**Exercise:**
Work out how many lines of the listing hold the string "image". Answer with that number alone.

**Input for this task:**
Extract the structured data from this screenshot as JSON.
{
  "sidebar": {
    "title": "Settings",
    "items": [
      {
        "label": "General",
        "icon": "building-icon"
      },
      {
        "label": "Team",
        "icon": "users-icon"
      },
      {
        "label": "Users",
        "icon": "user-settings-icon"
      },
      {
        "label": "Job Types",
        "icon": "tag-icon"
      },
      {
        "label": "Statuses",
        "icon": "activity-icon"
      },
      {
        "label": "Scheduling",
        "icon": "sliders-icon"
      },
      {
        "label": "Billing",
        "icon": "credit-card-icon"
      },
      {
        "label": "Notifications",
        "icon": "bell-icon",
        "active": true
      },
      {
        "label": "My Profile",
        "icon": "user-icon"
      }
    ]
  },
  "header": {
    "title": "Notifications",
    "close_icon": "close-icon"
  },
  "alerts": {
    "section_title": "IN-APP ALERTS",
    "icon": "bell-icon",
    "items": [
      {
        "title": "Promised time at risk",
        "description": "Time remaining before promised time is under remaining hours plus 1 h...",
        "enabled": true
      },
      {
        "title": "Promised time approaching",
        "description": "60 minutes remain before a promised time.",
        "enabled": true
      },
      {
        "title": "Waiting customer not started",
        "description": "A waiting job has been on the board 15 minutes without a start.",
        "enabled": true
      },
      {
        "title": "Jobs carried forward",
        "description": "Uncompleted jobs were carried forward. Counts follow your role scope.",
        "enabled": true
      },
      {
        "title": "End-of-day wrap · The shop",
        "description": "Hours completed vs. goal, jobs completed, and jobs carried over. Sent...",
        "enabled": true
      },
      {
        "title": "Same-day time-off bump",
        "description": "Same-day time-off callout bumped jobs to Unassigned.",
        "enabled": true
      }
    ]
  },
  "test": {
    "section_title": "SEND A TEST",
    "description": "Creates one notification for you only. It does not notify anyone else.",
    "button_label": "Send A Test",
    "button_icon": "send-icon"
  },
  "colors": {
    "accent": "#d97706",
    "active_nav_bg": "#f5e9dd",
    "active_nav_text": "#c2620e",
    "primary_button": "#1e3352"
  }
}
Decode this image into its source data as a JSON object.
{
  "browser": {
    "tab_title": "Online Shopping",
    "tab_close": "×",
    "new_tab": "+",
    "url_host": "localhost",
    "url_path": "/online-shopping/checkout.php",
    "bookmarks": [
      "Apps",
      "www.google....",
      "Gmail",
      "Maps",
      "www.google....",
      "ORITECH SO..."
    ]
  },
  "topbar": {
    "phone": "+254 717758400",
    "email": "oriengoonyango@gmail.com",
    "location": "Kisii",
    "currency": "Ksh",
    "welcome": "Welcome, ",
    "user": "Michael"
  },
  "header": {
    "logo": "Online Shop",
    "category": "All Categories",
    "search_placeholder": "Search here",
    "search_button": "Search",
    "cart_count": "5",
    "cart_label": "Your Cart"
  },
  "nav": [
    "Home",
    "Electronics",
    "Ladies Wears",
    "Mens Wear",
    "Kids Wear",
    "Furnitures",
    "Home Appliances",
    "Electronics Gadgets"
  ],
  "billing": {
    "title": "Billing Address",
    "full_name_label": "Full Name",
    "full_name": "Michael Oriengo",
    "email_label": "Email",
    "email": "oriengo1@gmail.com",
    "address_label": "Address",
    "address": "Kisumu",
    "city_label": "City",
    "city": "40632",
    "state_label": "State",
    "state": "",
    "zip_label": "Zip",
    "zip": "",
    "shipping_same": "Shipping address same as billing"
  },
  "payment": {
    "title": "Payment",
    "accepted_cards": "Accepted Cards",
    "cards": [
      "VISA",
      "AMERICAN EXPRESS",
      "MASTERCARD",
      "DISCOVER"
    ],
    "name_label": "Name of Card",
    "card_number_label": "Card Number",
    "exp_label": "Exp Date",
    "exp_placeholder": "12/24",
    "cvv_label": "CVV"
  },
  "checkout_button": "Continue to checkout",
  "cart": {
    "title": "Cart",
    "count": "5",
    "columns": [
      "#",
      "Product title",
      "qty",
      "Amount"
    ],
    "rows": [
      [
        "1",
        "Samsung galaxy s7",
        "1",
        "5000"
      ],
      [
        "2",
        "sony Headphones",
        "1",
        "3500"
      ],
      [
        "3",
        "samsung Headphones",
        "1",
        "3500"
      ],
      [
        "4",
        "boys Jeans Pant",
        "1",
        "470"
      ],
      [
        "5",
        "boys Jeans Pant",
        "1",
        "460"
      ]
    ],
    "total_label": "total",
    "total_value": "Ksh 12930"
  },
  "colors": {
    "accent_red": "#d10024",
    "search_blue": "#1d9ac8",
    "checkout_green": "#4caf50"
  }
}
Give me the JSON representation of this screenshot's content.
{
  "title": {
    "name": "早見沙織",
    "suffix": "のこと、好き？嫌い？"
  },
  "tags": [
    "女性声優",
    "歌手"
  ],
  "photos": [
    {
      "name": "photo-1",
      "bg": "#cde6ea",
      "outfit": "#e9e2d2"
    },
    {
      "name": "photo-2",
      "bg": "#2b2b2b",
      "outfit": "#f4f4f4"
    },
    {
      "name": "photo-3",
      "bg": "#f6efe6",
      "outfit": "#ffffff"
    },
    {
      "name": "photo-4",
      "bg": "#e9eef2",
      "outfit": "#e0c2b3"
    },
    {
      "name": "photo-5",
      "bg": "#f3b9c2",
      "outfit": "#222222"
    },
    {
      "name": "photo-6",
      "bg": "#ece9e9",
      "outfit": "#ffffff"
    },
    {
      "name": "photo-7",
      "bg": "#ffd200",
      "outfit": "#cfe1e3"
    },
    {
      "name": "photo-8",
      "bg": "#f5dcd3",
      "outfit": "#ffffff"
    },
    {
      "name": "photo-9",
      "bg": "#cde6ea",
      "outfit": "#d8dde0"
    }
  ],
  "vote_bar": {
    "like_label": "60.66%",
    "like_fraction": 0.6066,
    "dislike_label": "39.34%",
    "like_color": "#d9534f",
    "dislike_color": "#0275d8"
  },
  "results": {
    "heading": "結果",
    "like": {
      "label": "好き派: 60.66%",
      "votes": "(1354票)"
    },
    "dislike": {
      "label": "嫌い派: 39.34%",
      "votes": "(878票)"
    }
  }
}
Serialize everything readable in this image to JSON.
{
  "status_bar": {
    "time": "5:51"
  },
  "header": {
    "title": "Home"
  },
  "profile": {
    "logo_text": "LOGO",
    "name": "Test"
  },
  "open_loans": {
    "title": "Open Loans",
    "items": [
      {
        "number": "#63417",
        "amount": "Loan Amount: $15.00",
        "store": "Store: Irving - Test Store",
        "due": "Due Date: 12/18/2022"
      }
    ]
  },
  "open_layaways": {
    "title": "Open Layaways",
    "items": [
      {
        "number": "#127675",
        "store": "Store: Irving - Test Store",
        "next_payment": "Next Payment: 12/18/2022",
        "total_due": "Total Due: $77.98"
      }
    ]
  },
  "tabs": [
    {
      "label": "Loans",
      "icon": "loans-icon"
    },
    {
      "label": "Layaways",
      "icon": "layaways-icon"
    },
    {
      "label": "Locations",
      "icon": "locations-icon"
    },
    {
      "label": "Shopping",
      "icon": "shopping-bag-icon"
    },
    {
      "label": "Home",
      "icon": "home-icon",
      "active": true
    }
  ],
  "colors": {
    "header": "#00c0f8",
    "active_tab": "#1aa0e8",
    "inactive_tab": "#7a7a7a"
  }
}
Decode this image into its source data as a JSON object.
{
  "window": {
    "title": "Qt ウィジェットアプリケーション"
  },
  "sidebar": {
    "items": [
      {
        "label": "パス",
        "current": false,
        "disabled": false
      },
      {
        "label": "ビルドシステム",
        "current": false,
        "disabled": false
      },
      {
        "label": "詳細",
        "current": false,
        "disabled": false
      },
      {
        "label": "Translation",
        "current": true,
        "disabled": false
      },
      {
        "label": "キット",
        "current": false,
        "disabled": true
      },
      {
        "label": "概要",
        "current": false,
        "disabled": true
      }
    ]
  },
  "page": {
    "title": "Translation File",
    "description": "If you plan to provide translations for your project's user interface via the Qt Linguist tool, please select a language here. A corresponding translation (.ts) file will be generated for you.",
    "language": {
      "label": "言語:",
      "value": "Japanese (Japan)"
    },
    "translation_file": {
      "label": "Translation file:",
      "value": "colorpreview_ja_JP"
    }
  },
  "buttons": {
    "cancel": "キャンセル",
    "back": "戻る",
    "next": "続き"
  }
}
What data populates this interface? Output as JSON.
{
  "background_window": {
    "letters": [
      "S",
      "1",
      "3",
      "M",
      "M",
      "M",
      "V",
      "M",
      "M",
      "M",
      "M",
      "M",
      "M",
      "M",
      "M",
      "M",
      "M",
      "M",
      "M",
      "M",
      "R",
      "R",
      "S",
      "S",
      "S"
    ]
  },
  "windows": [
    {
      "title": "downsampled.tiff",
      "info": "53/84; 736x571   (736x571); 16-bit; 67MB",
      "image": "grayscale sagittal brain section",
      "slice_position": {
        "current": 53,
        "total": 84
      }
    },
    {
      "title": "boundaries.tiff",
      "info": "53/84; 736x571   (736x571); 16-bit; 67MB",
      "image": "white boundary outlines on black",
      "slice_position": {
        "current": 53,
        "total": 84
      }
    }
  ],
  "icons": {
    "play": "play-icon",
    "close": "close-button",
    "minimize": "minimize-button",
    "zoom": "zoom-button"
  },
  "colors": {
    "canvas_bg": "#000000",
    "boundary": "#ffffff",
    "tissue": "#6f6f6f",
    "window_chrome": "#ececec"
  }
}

**Task solution:**
5